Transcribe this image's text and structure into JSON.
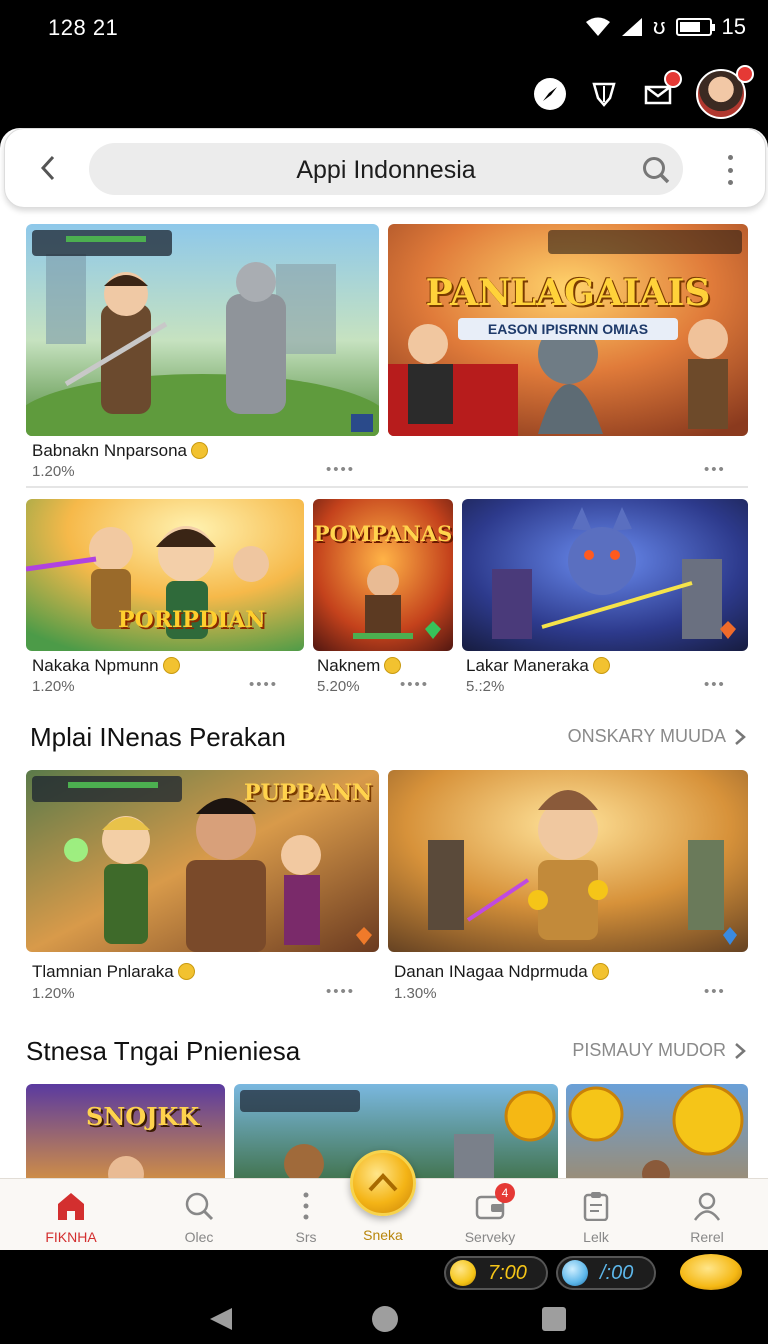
{
  "status_bar": {
    "time": "128 21",
    "signal_text": "ʊ",
    "battery_percent": "15",
    "battery_level": 0.7
  },
  "header": {
    "search_text": "Appi Indonnesia"
  },
  "row1": [
    {
      "title": "Babnakn Nnparsona",
      "meta": "1.20%"
    },
    {
      "title": "",
      "meta": "",
      "banner": "PANLAGAIAIS",
      "banner_sub": "EASON IPISRNN OMIAS"
    }
  ],
  "row2": [
    {
      "title": "Nakaka Npmunn",
      "meta": "1.20%",
      "banner": "PORIPDIAN"
    },
    {
      "title": "Naknem",
      "meta": "5.20%",
      "banner": "POMPANAS"
    },
    {
      "title": "Lakar Maneraka",
      "meta": "5.:2%"
    }
  ],
  "section1": {
    "title": "Mplai INenas Perakan",
    "link": "ONSKARY MUUDA",
    "cards": [
      {
        "title": "Tlamnian Pnlaraka",
        "meta": "1.20%",
        "banner": "PUPBANN"
      },
      {
        "title": "Danan INagaa Ndprmuda",
        "meta": "1.30%"
      }
    ]
  },
  "section2": {
    "title": "Stnesa Tngai Pnieniesa",
    "link": "PISMAUY MUDOR",
    "banners": [
      "SNOJKK",
      "",
      "",
      ""
    ]
  },
  "bottom_nav": [
    {
      "label": "FIKNHA",
      "icon": "home-icon"
    },
    {
      "label": "Olec",
      "icon": "search-icon"
    },
    {
      "label": "Srs",
      "icon": "more-vertical-icon"
    },
    {
      "label": "Sneka",
      "icon": "coin-icon"
    },
    {
      "label": "Serveky",
      "icon": "wallet-icon",
      "badge": "4"
    },
    {
      "label": "Lelk",
      "icon": "clipboard-icon"
    },
    {
      "label": "Rerel",
      "icon": "profile-icon"
    }
  ],
  "currency": [
    {
      "value": "7:00",
      "color": "#f5c518"
    },
    {
      "value": "/:00",
      "color": "#5db7ea"
    }
  ],
  "colors": {
    "accent": "#d32f2f",
    "gold": "#f4b416"
  }
}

• **Given exercise**:
Retype all entries exactly as they appear, dropping the images.

• **Solution to this problem**:
Transcribe this image's text and structure into JSON.
{
  "status_bar": {
    "time": "128 21",
    "signal_text": "ʊ",
    "battery_percent": "15",
    "battery_level": 0.7
  },
  "header": {
    "search_text": "Appi Indonnesia"
  },
  "row1": [
    {
      "title": "Babnakn Nnparsona",
      "meta": "1.20%"
    },
    {
      "title": "",
      "meta": "",
      "banner": "PANLAGAIAIS",
      "banner_sub": "EASON IPISRNN OMIAS"
    }
  ],
  "row2": [
    {
      "title": "Nakaka Npmunn",
      "meta": "1.20%",
      "banner": "PORIPDIAN"
    },
    {
      "title": "Naknem",
      "meta": "5.20%",
      "banner": "POMPANAS"
    },
    {
      "title": "Lakar Maneraka",
      "meta": "5.:2%"
    }
  ],
  "section1": {
    "title": "Mplai INenas Perakan",
    "link": "ONSKARY MUUDA",
    "cards": [
      {
        "title": "Tlamnian Pnlaraka",
        "meta": "1.20%",
        "banner": "PUPBANN"
      },
      {
        "title": "Danan INagaa Ndprmuda",
        "meta": "1.30%"
      }
    ]
  },
  "section2": {
    "title": "Stnesa Tngai Pnieniesa",
    "link": "PISMAUY MUDOR",
    "banners": [
      "SNOJKK",
      "",
      "",
      ""
    ]
  },
  "bottom_nav": [
    {
      "label": "FIKNHA",
      "icon": "home-icon"
    },
    {
      "label": "Olec",
      "icon": "search-icon"
    },
    {
      "label": "Srs",
      "icon": "more-vertical-icon"
    },
    {
      "label": "Sneka",
      "icon": "coin-icon"
    },
    {
      "label": "Serveky",
      "icon": "wallet-icon",
      "badge": "4"
    },
    {
      "label": "Lelk",
      "icon": "clipboard-icon"
    },
    {
      "label": "Rerel",
      "icon": "profile-icon"
    }
  ],
  "currency": [
    {
      "value": "7:00",
      "color": "#f5c518"
    },
    {
      "value": "/:00",
      "color": "#5db7ea"
    }
  ],
  "colors": {
    "accent": "#d32f2f",
    "gold": "#f4b416"
  }
}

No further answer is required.